### What is required
Transcribe the material word for word, starting at its first line and ending at the line that contains "website: www.as.l-3com.com [272,108,379,123]", with both of those lines included.

### Box coordinate listings

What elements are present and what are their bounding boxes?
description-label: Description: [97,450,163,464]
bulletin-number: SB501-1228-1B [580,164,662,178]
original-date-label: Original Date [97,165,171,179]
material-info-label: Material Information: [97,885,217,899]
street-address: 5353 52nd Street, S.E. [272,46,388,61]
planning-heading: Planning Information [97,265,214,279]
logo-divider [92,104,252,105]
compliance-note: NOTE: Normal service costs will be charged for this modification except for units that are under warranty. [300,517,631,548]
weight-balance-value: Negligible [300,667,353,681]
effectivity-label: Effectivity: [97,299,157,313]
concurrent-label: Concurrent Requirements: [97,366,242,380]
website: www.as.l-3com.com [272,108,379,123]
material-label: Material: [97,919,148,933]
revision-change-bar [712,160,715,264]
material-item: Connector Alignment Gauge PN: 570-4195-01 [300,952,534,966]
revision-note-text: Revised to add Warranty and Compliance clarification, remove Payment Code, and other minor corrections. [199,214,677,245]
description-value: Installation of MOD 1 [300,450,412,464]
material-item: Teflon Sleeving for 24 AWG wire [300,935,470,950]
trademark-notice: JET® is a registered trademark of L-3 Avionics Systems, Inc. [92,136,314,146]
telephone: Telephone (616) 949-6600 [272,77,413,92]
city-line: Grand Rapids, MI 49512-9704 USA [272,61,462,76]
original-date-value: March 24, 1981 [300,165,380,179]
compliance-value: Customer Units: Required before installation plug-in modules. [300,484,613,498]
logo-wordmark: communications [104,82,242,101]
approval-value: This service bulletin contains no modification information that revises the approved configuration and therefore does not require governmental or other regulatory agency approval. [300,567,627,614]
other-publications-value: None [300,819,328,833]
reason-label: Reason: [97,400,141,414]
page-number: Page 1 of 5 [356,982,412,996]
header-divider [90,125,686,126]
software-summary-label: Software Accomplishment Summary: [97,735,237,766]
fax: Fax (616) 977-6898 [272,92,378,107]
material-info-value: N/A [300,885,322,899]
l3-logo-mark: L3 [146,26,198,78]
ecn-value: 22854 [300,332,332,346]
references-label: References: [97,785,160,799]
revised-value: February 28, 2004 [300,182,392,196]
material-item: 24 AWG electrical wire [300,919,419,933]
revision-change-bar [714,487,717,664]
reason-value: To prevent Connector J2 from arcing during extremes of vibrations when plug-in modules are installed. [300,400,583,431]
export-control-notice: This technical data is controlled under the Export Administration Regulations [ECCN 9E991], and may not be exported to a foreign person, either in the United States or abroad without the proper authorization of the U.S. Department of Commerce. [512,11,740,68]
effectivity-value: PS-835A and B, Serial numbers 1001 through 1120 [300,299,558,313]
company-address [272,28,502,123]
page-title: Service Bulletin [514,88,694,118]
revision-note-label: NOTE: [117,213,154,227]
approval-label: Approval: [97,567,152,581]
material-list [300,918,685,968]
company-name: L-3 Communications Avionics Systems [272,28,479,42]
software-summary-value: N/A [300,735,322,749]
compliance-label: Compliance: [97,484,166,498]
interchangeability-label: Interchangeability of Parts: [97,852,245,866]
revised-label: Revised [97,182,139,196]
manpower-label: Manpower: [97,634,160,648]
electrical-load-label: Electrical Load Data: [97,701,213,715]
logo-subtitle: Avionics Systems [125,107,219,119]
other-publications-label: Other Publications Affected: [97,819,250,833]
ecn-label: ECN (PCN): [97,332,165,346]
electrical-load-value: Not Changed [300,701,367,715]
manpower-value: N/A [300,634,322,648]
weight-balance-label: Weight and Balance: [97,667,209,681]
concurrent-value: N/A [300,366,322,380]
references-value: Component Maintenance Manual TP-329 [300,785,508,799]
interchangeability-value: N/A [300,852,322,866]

### Task solution
What elements are present and what are their bounding boxes?
description-label: Description: [97,450,163,464]
bulletin-number: SB501-1228-1B [580,164,662,178]
original-date-label: Original Date [97,165,171,179]
material-info-label: Material Information: [97,885,217,899]
street-address: 5353 52nd Street, S.E. [272,46,388,61]
planning-heading: Planning Information [97,265,214,279]
logo-divider [92,104,252,105]
compliance-note: NOTE: Normal service costs will be charged for this modification except for units that are under warranty. [300,517,631,548]
weight-balance-value: Negligible [300,667,353,681]
effectivity-label: Effectivity: [97,299,157,313]
concurrent-label: Concurrent Requirements: [97,366,242,380]
website: www.as.l-3com.com [272,108,379,123]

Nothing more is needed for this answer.